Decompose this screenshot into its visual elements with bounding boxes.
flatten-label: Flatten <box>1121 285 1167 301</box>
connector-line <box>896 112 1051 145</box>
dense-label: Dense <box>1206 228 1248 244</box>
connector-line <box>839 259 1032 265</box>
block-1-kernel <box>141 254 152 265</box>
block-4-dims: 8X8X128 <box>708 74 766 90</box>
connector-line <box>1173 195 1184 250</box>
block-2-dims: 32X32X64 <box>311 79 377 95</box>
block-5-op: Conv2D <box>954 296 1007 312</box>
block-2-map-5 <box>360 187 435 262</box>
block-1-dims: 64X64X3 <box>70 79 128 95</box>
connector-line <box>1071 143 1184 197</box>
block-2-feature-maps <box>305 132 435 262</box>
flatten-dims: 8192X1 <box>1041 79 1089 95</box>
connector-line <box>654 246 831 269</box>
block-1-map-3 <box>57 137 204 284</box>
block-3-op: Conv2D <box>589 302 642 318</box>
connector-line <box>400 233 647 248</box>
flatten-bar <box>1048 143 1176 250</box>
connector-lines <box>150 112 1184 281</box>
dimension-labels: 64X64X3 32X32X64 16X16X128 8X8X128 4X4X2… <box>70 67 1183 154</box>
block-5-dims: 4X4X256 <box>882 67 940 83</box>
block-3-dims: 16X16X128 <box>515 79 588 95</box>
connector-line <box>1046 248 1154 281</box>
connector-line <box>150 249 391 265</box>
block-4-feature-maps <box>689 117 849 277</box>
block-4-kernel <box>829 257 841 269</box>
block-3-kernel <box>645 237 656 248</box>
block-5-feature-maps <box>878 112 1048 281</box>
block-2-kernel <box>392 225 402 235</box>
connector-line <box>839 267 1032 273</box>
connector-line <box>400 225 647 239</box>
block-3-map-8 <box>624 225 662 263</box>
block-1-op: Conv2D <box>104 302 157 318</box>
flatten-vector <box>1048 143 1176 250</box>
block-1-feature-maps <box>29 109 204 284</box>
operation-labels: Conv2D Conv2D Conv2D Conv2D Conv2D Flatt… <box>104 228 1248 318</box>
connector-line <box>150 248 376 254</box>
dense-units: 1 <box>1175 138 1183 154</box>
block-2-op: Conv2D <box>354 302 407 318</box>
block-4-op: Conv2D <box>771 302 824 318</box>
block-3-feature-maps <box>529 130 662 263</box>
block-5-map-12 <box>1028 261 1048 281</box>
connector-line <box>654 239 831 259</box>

···

▸ The request
In the records above, change every "Conv2D" to "Convolution" and leave everything else as it is.

▸ Exercise answer
Decompose this screenshot into its visual elements with bounding boxes.
flatten-label: Flatten <box>1121 285 1167 301</box>
connector-line <box>896 112 1051 145</box>
dense-label: Dense <box>1206 228 1248 244</box>
connector-line <box>839 259 1032 265</box>
block-1-kernel <box>141 254 152 265</box>
block-4-dims: 8X8X128 <box>708 74 766 90</box>
connector-line <box>1173 195 1184 250</box>
block-2-dims: 32X32X64 <box>311 79 377 95</box>
block-5-op: Convolution <box>954 296 1007 312</box>
block-2-map-5 <box>360 187 435 262</box>
block-1-dims: 64X64X3 <box>70 79 128 95</box>
connector-line <box>1071 143 1184 197</box>
block-2-feature-maps <box>305 132 435 262</box>
flatten-dims: 8192X1 <box>1041 79 1089 95</box>
connector-line <box>654 246 831 269</box>
block-1-map-3 <box>57 137 204 284</box>
block-3-op: Convolution <box>589 302 642 318</box>
connector-line <box>400 233 647 248</box>
flatten-bar <box>1048 143 1176 250</box>
connector-lines <box>150 112 1184 281</box>
dimension-labels: 64X64X3 32X32X64 16X16X128 8X8X128 4X4X2… <box>70 67 1183 154</box>
block-5-dims: 4X4X256 <box>882 67 940 83</box>
block-3-dims: 16X16X128 <box>515 79 588 95</box>
connector-line <box>1046 248 1154 281</box>
connector-line <box>150 249 391 265</box>
block-4-feature-maps <box>689 117 849 277</box>
block-4-kernel <box>829 257 841 269</box>
block-3-kernel <box>645 237 656 248</box>
block-5-feature-maps <box>878 112 1048 281</box>
block-2-kernel <box>392 225 402 235</box>
connector-line <box>839 267 1032 273</box>
connector-line <box>400 225 647 239</box>
block-3-map-8 <box>624 225 662 263</box>
block-1-op: Convolution <box>104 302 157 318</box>
flatten-vector <box>1048 143 1176 250</box>
block-1-feature-maps <box>29 109 204 284</box>
operation-labels: Convolution Convolution Convolution Convolution Convolution Flatt… <box>104 228 1248 318</box>
connector-line <box>150 248 376 254</box>
dense-units: 1 <box>1175 138 1183 154</box>
block-2-op: Convolution <box>354 302 407 318</box>
block-4-op: Convolution <box>771 302 824 318</box>
block-3-feature-maps <box>529 130 662 263</box>
block-5-map-12 <box>1028 261 1048 281</box>
connector-line <box>654 239 831 259</box>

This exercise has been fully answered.